Dataset listings of figures

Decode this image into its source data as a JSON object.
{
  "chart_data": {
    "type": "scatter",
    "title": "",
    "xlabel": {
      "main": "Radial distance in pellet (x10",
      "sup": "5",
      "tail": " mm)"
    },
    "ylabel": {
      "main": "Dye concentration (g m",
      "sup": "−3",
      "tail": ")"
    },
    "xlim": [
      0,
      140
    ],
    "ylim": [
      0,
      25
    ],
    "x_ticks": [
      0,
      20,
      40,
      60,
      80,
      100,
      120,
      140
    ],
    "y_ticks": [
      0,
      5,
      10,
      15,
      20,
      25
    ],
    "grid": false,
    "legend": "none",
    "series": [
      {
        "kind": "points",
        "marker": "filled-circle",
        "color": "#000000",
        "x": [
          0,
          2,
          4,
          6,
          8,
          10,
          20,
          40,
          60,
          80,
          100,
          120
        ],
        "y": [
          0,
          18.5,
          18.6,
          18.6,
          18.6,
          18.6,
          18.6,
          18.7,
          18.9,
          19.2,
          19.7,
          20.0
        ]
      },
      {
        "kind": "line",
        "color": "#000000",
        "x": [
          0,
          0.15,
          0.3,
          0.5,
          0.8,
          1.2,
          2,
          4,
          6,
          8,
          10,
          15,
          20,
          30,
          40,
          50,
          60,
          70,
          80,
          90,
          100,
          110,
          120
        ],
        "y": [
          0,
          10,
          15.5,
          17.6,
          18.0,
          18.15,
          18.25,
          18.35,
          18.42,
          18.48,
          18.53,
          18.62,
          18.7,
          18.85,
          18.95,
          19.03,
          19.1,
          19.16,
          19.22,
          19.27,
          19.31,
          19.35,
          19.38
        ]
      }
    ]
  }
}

* **What the exercise asks**
In the material above, show every line where the word "main" turns up.

* **Problem solution**
      "main": "Radial distance in pellet (x10",
      "main": "Dye concentration (g m",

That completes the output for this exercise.